§ **What the exercise asks**
Go through the entries below and print each one exactly, leaving out pictures.

§ **Record list**
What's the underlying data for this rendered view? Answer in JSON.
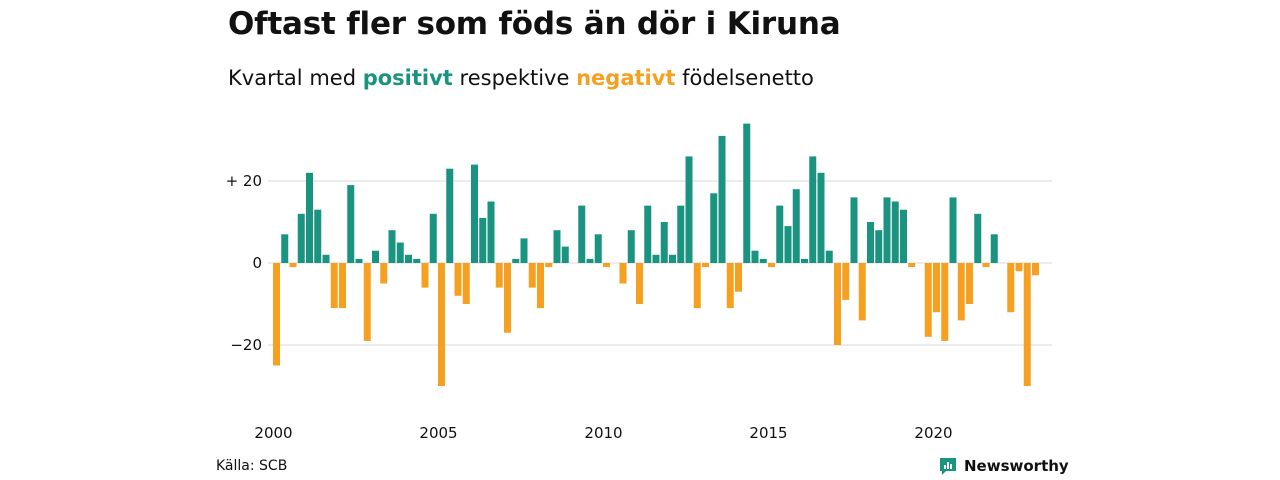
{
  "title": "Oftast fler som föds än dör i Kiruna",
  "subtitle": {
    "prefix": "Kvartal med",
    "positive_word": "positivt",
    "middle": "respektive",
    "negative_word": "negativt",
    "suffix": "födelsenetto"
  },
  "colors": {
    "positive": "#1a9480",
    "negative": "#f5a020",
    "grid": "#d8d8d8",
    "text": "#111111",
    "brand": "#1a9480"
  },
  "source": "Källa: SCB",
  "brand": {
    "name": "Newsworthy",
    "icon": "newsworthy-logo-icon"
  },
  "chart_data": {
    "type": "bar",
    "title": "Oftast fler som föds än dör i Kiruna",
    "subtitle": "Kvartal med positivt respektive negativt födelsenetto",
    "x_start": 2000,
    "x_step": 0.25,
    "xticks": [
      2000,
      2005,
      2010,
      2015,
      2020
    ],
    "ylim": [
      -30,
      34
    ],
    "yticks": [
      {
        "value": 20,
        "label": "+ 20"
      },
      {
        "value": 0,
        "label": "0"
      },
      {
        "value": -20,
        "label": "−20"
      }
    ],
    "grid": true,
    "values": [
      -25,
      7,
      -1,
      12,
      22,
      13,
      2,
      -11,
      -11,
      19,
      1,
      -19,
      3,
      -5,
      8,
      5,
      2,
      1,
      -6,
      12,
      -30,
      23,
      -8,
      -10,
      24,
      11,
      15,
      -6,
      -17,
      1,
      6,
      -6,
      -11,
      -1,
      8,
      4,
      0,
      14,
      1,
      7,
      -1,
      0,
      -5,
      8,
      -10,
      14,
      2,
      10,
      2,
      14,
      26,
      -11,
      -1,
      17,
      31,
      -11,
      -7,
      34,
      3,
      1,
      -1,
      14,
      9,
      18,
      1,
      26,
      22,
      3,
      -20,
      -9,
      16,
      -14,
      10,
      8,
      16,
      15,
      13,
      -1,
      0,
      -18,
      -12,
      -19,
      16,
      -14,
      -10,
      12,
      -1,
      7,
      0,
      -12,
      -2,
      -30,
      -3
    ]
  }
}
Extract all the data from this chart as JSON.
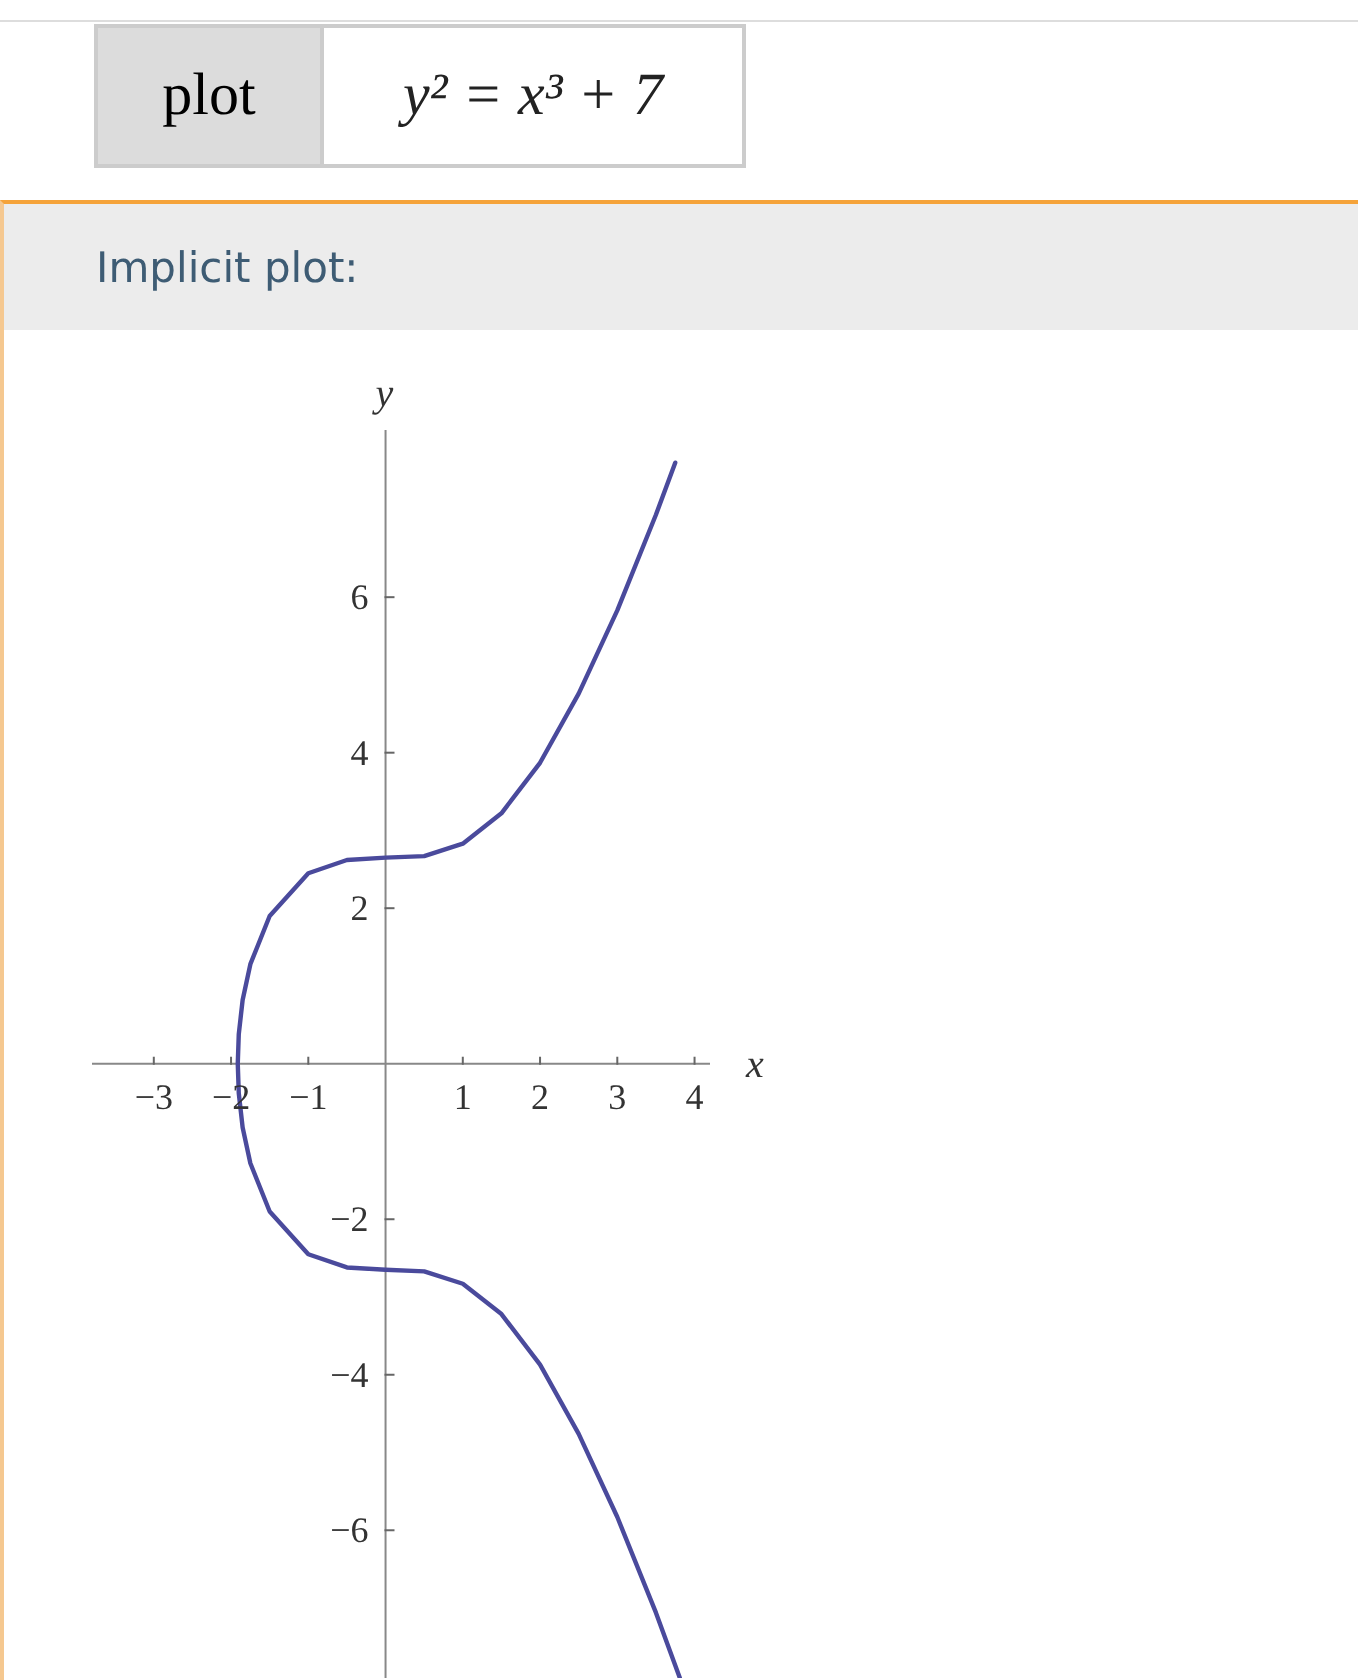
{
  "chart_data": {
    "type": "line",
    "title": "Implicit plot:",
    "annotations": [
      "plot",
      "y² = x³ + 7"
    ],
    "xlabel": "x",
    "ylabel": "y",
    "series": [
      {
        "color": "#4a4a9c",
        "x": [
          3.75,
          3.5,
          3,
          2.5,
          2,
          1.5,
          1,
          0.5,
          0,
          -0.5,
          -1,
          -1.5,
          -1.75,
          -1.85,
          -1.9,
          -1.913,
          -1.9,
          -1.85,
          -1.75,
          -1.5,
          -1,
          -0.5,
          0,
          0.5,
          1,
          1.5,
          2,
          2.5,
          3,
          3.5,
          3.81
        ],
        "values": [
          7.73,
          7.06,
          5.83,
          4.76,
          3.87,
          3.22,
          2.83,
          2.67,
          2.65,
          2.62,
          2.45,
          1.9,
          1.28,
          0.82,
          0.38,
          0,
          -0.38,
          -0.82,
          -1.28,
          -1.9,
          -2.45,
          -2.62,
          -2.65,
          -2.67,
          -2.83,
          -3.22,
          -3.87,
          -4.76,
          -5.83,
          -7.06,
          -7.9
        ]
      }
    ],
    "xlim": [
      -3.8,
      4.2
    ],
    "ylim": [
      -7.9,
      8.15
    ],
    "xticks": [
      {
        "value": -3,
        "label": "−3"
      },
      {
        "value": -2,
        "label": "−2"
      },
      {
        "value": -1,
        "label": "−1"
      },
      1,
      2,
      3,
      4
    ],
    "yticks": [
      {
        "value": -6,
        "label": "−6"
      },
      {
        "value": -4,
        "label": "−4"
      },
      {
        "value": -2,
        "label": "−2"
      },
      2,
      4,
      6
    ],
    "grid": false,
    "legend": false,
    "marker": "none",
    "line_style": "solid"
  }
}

§ **The solution**
What's the underlying data for this rendered view? Answer in JSON.
{
  "title": "Oftast fler som föds än dör i Kiruna",
  "subtitle": {
    "prefix": "Kvartal med",
    "positive_word": "positivt",
    "middle": "respektive",
    "negative_word": "negativt",
    "suffix": "födelsenetto"
  },
  "colors": {
    "positive": "#1a9480",
    "negative": "#f5a020",
    "grid": "#d8d8d8",
    "text": "#111111",
    "brand": "#1a9480"
  },
  "source": "Källa: SCB",
  "brand": {
    "name": "Newsworthy",
    "icon": "newsworthy-logo-icon"
  },
  "chart_data": {
    "type": "bar",
    "title": "Oftast fler som föds än dör i Kiruna",
    "subtitle": "Kvartal med positivt respektive negativt födelsenetto",
    "x_start": 2000,
    "x_step": 0.25,
    "xticks": [
      2000,
      2005,
      2010,
      2015,
      2020
    ],
    "ylim": [
      -30,
      34
    ],
    "yticks": [
      {
        "value": 20,
        "label": "+ 20"
      },
      {
        "value": 0,
        "label": "0"
      },
      {
        "value": -20,
        "label": "−20"
      }
    ],
    "grid": true,
    "values": [
      -25,
      7,
      -1,
      12,
      22,
      13,
      2,
      -11,
      -11,
      19,
      1,
      -19,
      3,
      -5,
      8,
      5,
      2,
      1,
      -6,
      12,
      -30,
      23,
      -8,
      -10,
      24,
      11,
      15,
      -6,
      -17,
      1,
      6,
      -6,
      -11,
      -1,
      8,
      4,
      0,
      14,
      1,
      7,
      -1,
      0,
      -5,
      8,
      -10,
      14,
      2,
      10,
      2,
      14,
      26,
      -11,
      -1,
      17,
      31,
      -11,
      -7,
      34,
      3,
      1,
      -1,
      14,
      9,
      18,
      1,
      26,
      22,
      3,
      -20,
      -9,
      16,
      -14,
      10,
      8,
      16,
      15,
      13,
      -1,
      0,
      -18,
      -12,
      -19,
      16,
      -14,
      -10,
      12,
      -1,
      7,
      0,
      -12,
      -2,
      -30,
      -3
    ]
  }
}
Extract all the data from this chart as JSON.
{
  "chart_data": {
    "type": "line",
    "title": "Implicit plot:",
    "annotations": [
      "plot",
      "y² = x³ + 7"
    ],
    "xlabel": "x",
    "ylabel": "y",
    "series": [
      {
        "color": "#4a4a9c",
        "x": [
          3.75,
          3.5,
          3,
          2.5,
          2,
          1.5,
          1,
          0.5,
          0,
          -0.5,
          -1,
          -1.5,
          -1.75,
          -1.85,
          -1.9,
          -1.913,
          -1.9,
          -1.85,
          -1.75,
          -1.5,
          -1,
          -0.5,
          0,
          0.5,
          1,
          1.5,
          2,
          2.5,
          3,
          3.5,
          3.81
        ],
        "values": [
          7.73,
          7.06,
          5.83,
          4.76,
          3.87,
          3.22,
          2.83,
          2.67,
          2.65,
          2.62,
          2.45,
          1.9,
          1.28,
          0.82,
          0.38,
          0,
          -0.38,
          -0.82,
          -1.28,
          -1.9,
          -2.45,
          -2.62,
          -2.65,
          -2.67,
          -2.83,
          -3.22,
          -3.87,
          -4.76,
          -5.83,
          -7.06,
          -7.9
        ]
      }
    ],
    "xlim": [
      -3.8,
      4.2
    ],
    "ylim": [
      -7.9,
      8.15
    ],
    "xticks": [
      {
        "value": -3,
        "label": "−3"
      },
      {
        "value": -2,
        "label": "−2"
      },
      {
        "value": -1,
        "label": "−1"
      },
      1,
      2,
      3,
      4
    ],
    "yticks": [
      {
        "value": -6,
        "label": "−6"
      },
      {
        "value": -4,
        "label": "−4"
      },
      {
        "value": -2,
        "label": "−2"
      },
      2,
      4,
      6
    ],
    "grid": false,
    "legend": false,
    "marker": "none",
    "line_style": "solid"
  }
}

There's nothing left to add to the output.